Determine which lines of the records include the word "Simple", and copy them.

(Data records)
---+---
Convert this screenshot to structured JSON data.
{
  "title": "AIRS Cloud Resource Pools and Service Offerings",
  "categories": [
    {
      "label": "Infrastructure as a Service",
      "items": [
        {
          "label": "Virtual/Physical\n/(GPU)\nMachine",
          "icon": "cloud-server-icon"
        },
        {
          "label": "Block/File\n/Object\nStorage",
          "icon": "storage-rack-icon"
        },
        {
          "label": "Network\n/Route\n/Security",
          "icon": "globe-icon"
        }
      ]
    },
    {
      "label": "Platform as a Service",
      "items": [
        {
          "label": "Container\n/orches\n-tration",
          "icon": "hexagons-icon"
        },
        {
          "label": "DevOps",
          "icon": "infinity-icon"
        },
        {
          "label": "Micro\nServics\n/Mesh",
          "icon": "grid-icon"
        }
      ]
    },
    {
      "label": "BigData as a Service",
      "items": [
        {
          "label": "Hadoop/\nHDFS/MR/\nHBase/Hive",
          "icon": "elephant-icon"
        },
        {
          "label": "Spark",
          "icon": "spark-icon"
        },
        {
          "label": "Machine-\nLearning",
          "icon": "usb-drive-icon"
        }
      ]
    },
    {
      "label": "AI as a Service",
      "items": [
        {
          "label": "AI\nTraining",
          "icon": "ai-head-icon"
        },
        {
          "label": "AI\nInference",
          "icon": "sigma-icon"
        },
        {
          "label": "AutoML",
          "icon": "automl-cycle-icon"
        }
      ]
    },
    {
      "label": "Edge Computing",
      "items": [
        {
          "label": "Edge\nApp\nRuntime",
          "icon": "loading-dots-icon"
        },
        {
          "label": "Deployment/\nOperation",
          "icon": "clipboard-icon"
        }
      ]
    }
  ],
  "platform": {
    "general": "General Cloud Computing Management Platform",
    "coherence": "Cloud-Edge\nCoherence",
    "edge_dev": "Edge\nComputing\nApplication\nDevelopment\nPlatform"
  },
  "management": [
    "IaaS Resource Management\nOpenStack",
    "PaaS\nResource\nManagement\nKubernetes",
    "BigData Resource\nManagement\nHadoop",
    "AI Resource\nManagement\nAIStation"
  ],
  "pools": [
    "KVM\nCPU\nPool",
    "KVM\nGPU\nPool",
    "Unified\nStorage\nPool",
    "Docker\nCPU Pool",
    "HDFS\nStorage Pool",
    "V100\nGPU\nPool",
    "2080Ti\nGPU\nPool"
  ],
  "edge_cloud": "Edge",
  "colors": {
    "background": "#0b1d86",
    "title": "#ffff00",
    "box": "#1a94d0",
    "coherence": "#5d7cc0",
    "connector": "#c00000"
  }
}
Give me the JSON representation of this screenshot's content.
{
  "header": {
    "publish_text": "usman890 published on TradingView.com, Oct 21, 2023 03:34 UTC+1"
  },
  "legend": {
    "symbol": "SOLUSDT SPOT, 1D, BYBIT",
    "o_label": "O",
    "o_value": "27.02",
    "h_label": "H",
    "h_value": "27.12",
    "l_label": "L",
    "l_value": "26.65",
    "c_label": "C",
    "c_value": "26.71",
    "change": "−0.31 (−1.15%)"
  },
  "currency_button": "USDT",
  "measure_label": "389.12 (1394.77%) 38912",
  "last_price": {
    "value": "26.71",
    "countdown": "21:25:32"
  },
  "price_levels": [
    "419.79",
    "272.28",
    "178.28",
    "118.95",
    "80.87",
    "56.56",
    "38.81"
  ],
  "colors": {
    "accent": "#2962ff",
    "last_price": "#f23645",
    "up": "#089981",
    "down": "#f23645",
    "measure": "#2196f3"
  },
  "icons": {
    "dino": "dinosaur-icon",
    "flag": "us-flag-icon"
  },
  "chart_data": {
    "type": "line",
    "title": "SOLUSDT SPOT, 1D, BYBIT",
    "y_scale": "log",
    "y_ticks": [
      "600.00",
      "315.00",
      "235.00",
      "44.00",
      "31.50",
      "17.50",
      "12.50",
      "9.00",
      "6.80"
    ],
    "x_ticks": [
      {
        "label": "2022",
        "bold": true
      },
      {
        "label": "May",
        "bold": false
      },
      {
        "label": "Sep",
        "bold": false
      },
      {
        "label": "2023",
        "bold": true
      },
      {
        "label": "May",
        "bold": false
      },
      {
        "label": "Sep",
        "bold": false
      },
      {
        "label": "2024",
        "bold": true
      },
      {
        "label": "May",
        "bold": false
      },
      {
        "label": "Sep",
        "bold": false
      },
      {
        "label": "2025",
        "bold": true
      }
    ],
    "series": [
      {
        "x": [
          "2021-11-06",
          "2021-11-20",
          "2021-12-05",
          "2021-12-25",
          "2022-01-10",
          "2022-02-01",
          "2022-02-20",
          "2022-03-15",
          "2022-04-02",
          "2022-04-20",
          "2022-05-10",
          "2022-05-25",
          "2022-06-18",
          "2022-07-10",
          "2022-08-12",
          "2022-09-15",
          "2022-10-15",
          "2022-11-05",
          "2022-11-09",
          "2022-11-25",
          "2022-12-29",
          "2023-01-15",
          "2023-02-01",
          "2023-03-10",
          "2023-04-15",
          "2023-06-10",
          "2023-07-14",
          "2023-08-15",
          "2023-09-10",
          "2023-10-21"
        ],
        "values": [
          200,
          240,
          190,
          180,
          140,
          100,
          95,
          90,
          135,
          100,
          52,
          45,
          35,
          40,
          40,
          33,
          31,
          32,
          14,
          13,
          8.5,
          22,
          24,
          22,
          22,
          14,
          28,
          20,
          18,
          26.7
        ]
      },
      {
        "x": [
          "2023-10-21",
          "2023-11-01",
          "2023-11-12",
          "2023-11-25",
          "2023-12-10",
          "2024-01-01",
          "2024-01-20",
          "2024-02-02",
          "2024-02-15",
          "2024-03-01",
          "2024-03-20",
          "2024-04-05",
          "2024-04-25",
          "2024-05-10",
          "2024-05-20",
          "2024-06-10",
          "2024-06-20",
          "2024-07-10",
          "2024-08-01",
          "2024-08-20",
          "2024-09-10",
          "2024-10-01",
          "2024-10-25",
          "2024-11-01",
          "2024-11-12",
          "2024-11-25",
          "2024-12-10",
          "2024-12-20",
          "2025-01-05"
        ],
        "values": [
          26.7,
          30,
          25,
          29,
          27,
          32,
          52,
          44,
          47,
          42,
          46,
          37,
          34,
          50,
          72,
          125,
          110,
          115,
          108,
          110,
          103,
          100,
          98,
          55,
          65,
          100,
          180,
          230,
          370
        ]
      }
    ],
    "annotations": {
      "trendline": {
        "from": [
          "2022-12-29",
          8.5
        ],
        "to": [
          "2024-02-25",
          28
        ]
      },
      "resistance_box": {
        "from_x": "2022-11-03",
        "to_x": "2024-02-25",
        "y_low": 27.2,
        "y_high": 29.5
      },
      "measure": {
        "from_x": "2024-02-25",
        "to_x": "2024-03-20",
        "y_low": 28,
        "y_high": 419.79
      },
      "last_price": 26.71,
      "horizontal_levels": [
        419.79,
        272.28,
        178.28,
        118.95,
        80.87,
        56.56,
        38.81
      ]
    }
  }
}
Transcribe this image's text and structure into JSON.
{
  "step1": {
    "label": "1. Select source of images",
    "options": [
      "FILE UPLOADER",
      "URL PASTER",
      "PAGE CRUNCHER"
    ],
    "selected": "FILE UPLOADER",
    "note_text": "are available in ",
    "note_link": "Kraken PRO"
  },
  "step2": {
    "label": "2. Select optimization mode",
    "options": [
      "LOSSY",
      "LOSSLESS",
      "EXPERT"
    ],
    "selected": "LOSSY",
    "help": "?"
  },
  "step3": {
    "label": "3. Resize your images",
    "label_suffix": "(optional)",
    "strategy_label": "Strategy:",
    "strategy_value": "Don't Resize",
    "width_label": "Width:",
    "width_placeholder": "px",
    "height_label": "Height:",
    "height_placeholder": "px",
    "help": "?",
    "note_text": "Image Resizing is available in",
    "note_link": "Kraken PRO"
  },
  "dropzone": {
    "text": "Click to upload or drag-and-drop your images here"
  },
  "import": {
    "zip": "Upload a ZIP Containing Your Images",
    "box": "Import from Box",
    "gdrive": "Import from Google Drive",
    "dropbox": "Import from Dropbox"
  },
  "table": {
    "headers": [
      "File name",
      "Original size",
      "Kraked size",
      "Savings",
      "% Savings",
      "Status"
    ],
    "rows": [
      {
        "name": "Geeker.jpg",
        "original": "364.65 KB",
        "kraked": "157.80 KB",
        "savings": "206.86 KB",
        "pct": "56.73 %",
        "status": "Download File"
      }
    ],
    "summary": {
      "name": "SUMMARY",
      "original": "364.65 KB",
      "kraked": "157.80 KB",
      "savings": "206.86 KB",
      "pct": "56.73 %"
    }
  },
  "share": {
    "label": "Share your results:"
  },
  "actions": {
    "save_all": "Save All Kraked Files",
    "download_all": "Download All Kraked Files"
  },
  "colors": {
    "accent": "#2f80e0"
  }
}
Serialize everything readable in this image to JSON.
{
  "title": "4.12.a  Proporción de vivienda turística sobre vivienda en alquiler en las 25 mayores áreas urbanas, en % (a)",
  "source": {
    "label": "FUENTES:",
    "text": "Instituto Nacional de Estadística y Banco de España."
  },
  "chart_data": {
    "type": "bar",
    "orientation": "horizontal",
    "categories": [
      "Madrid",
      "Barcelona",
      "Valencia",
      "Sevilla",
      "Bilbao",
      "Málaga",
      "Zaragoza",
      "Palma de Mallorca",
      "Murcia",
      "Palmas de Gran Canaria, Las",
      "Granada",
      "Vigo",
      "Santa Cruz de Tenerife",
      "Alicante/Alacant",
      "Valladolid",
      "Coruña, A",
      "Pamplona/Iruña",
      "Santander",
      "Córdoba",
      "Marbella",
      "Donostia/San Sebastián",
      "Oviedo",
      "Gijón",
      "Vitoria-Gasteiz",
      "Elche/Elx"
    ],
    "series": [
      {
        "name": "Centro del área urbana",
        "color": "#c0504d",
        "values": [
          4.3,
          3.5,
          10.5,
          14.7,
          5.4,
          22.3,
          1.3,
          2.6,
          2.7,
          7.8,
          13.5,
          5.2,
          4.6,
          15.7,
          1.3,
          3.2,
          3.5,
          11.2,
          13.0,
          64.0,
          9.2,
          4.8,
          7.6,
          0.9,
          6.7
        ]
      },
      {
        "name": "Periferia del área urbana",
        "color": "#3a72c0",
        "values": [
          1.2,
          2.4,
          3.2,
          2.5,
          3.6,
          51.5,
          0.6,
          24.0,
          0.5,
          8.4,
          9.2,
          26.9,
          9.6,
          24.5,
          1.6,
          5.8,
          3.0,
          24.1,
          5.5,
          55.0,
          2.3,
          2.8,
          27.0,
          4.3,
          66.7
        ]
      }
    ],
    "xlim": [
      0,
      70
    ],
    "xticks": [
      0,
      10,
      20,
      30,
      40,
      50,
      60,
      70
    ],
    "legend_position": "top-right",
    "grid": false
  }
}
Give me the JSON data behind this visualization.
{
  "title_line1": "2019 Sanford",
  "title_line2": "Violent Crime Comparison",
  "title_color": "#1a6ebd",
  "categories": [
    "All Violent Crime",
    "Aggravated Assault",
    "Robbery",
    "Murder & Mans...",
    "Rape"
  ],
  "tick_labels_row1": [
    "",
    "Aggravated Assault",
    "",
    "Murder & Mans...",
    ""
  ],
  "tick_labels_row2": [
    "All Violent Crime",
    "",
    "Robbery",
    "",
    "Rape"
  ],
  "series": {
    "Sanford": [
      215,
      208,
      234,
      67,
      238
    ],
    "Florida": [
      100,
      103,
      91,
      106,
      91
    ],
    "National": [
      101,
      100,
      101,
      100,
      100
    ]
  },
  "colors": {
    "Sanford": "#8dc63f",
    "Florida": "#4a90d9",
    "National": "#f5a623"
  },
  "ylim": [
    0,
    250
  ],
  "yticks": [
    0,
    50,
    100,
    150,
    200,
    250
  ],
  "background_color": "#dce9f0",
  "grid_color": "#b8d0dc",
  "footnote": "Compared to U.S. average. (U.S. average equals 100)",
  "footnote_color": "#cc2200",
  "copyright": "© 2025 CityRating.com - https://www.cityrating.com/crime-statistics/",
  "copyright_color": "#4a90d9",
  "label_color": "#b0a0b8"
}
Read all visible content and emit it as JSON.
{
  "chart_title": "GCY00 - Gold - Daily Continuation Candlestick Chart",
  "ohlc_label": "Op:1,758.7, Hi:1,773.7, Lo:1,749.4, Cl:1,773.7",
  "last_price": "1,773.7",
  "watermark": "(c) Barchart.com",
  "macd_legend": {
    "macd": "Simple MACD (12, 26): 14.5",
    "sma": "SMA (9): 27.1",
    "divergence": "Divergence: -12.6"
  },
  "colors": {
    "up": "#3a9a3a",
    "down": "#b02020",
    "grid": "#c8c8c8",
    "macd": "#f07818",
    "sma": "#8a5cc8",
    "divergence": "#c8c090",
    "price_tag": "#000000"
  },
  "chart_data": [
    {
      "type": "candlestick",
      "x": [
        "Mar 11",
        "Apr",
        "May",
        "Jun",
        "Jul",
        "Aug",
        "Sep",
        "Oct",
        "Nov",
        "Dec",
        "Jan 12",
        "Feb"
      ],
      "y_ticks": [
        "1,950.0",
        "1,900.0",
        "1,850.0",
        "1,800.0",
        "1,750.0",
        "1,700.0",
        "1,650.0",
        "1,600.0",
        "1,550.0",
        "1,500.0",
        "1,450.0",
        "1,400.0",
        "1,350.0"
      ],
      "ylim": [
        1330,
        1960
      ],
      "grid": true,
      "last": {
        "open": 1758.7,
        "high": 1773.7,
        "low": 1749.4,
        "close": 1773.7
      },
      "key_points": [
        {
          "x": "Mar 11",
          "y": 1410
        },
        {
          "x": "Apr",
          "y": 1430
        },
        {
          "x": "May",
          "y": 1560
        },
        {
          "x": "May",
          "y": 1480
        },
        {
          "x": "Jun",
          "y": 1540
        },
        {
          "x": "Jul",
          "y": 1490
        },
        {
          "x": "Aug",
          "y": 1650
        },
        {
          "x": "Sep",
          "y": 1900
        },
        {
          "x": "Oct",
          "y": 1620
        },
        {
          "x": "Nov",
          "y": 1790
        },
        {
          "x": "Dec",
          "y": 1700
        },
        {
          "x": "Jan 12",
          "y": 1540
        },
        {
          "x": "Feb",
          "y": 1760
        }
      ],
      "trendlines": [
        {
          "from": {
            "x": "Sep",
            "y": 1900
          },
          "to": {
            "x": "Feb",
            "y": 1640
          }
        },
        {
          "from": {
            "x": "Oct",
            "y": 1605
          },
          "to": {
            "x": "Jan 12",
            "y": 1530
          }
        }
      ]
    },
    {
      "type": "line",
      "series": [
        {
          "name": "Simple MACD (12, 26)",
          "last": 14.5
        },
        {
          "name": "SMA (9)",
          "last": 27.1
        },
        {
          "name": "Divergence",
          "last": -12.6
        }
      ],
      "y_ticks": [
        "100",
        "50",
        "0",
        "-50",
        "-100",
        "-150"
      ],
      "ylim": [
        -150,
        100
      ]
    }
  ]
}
---+---
** RESPONSE TO THIS EXERCISE **
    "macd": "Simple MACD (12, 26): 14.5",
          "name": "Simple MACD (12, 26)",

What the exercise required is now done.